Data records

══════════════════════════════

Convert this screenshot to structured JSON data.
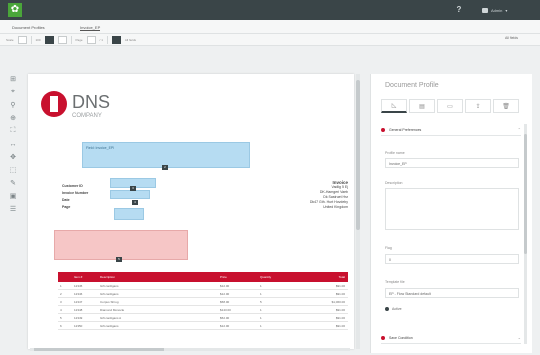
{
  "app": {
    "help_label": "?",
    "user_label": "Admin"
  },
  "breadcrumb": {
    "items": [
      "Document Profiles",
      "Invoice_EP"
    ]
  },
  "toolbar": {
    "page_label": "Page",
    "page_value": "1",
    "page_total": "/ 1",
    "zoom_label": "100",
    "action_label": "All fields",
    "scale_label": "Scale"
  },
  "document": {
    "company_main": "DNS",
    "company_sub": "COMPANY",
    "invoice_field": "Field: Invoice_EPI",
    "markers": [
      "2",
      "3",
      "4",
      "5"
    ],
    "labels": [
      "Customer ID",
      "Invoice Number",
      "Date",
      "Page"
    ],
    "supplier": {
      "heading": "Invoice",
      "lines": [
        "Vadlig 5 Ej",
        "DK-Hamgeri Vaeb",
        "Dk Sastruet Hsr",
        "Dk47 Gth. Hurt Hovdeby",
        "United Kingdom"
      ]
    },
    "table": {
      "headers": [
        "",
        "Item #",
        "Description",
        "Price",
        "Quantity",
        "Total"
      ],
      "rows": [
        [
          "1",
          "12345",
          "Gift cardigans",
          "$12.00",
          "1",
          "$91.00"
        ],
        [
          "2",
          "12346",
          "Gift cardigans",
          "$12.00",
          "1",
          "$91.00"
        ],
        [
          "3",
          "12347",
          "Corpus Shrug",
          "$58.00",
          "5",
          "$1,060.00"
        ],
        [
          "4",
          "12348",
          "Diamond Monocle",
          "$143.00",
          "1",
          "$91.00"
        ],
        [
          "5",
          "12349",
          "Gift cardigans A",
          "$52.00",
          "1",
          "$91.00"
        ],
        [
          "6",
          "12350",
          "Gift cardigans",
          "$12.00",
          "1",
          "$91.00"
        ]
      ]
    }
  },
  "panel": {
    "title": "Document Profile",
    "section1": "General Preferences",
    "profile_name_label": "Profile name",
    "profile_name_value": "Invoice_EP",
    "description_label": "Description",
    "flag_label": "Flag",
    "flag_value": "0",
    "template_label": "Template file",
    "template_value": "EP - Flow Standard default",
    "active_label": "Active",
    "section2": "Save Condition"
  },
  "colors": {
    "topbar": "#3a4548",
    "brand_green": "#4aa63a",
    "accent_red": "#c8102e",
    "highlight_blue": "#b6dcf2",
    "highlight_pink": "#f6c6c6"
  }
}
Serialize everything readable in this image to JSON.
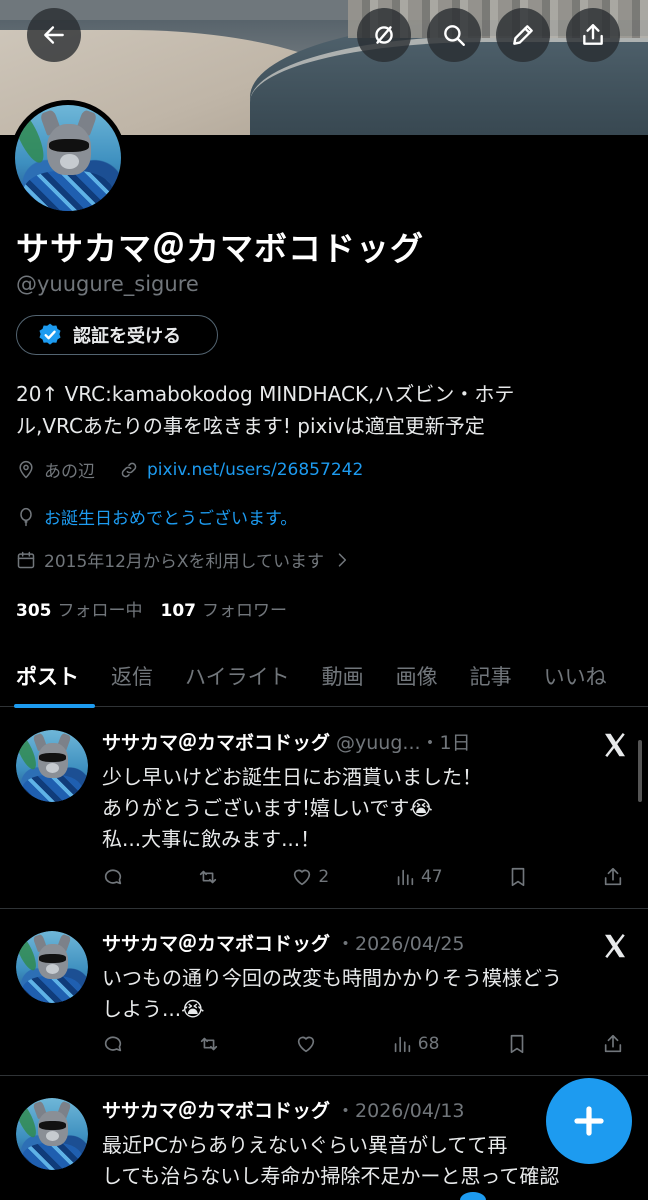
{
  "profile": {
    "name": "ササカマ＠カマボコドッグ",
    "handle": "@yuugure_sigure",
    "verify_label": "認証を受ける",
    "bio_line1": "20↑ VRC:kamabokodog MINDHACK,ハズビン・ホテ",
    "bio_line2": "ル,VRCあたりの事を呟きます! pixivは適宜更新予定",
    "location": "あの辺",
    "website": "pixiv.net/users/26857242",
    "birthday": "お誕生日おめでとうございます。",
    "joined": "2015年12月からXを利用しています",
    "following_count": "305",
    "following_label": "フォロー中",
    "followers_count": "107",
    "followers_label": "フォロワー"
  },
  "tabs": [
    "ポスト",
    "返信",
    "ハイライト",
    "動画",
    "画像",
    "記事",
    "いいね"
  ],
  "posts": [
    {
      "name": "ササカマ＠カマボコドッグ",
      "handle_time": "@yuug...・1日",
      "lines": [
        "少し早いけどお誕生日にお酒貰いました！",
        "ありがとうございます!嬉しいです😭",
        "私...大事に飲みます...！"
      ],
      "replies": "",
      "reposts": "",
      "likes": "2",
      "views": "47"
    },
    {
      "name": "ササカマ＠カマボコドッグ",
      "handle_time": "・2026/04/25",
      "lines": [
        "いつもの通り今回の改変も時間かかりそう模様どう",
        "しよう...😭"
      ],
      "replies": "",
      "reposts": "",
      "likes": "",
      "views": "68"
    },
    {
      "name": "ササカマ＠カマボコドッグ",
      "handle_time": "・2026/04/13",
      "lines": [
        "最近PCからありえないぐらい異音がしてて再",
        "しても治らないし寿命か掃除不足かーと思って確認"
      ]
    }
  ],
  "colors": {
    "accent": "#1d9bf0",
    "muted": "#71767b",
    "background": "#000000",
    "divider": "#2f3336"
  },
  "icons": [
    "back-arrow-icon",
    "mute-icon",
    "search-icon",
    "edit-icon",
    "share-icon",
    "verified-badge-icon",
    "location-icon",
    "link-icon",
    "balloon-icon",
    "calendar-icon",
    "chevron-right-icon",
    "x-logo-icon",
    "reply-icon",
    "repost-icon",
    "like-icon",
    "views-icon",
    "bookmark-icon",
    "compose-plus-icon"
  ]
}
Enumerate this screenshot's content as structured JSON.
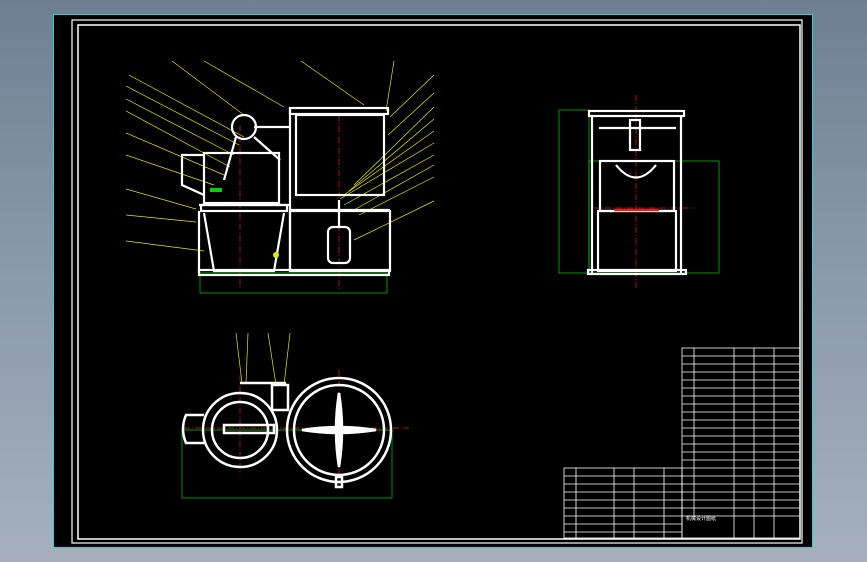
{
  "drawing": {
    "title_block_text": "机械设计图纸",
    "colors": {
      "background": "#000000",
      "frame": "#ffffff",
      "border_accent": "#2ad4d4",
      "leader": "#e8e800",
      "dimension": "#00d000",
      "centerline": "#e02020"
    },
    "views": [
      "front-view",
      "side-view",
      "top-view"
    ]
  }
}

══════════════════════════════

__OBJECTIVE__. List all lines holding the string "this".

__CORRECT RESULT__.
Convert this screenshot to structured JSON data.
Serialize everything readable in this image to JSON.
Enumerate this screenshot's content as structured JSON.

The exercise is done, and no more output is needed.